[Data records]

-.-.-

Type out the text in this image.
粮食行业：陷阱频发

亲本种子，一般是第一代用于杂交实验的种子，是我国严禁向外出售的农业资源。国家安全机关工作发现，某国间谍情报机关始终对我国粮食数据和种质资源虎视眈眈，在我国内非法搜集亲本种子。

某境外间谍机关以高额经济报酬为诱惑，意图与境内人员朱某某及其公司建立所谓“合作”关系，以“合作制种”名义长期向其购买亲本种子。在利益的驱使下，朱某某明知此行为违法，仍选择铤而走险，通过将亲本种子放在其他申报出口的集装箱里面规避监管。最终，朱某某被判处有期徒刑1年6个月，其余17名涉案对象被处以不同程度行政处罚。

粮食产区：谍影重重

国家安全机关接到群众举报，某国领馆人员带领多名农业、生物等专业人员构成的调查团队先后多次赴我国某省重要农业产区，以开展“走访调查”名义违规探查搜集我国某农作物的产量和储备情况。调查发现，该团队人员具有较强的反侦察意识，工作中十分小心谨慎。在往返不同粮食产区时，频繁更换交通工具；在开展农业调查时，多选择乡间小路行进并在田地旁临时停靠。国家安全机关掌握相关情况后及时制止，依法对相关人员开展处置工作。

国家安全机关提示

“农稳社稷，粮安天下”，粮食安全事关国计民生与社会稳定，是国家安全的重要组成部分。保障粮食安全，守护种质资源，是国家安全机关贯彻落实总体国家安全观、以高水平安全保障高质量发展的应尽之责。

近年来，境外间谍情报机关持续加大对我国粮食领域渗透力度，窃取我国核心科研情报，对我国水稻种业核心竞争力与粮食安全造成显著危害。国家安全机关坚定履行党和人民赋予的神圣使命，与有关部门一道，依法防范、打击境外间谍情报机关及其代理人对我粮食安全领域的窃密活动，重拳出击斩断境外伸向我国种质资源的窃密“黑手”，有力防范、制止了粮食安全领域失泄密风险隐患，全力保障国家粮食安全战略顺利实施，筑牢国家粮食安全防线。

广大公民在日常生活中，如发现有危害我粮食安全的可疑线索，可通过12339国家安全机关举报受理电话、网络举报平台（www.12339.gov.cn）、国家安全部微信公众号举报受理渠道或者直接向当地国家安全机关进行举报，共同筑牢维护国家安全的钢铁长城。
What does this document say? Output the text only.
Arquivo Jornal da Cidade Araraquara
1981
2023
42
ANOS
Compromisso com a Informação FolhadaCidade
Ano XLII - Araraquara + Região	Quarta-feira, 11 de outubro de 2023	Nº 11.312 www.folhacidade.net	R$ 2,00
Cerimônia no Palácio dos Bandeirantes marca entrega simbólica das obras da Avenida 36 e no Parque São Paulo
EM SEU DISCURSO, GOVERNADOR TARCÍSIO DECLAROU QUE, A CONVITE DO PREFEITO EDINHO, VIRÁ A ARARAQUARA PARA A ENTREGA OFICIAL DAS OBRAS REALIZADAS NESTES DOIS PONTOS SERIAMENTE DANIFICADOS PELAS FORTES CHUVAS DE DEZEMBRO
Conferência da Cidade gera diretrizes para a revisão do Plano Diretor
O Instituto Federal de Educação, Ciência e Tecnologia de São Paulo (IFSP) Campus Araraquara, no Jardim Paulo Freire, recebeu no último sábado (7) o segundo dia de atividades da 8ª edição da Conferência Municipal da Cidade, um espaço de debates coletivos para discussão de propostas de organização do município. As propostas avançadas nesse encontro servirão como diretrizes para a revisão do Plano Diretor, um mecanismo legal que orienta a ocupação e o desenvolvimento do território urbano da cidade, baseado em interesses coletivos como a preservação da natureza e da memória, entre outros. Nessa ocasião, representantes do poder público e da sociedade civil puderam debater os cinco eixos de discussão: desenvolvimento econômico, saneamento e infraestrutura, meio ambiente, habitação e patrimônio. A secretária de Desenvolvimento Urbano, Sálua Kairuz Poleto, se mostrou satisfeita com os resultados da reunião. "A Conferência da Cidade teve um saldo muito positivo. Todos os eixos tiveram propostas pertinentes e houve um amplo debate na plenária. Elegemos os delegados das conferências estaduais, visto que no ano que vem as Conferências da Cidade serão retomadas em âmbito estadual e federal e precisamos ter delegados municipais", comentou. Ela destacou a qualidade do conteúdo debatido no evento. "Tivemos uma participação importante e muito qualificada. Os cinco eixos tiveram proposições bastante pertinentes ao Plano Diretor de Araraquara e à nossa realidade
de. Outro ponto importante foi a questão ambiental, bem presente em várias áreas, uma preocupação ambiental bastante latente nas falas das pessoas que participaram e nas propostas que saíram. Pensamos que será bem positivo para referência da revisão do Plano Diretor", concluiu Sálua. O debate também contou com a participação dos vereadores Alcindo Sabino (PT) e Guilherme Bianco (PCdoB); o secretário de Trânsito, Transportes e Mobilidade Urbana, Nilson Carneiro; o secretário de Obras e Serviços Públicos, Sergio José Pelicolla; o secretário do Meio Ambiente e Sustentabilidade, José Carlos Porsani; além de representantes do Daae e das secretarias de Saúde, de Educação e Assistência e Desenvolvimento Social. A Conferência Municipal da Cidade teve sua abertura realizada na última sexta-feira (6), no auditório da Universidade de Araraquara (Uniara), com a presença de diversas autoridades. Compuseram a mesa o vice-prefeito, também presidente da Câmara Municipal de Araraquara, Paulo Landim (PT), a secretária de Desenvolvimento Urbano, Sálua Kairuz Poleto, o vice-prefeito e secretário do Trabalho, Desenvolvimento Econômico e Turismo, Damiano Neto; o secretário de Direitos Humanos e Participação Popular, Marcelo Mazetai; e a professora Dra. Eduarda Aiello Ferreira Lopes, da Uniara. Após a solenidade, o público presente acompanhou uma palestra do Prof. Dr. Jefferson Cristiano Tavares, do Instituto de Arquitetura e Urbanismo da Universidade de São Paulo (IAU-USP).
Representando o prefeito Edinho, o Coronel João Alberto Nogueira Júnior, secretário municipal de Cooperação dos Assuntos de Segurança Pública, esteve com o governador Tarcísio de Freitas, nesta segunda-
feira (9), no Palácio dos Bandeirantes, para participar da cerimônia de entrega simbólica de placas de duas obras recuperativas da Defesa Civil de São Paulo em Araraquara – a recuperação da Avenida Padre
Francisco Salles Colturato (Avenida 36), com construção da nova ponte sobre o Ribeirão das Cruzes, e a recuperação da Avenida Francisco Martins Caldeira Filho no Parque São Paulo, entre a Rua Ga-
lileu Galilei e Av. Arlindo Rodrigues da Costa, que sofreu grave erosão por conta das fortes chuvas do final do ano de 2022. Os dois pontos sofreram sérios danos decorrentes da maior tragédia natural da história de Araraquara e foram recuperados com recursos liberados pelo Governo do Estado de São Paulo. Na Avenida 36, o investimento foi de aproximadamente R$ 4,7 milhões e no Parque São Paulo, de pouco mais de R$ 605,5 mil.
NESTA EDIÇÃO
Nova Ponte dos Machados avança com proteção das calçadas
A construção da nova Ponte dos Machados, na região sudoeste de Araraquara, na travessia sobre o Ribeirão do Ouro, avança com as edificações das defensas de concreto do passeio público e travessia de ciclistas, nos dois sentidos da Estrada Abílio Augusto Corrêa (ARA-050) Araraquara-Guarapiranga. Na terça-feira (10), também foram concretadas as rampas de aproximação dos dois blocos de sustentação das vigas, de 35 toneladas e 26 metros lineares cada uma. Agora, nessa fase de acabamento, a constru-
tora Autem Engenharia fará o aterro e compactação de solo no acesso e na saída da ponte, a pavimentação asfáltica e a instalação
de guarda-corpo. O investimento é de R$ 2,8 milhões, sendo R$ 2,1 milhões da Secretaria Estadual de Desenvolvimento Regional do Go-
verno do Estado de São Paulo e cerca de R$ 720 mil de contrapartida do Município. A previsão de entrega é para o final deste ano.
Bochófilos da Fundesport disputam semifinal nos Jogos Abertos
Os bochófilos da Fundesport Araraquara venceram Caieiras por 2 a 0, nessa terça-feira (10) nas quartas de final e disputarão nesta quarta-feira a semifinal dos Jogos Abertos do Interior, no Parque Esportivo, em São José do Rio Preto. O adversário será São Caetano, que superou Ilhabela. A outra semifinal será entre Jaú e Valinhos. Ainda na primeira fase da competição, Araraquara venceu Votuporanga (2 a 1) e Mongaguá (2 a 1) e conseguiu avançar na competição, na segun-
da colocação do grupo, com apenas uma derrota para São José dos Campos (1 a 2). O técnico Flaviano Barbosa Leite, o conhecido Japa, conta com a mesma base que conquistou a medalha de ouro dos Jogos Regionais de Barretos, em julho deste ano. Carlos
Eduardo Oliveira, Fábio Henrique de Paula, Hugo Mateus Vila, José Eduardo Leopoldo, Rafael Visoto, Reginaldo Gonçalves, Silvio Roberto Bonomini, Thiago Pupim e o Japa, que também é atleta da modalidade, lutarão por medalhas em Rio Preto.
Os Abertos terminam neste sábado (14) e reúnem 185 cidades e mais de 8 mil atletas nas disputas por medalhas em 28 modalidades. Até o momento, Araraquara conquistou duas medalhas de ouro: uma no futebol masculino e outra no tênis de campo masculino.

-.-.-

Say the number of lines in the records above that include the string "construção", and no more.

2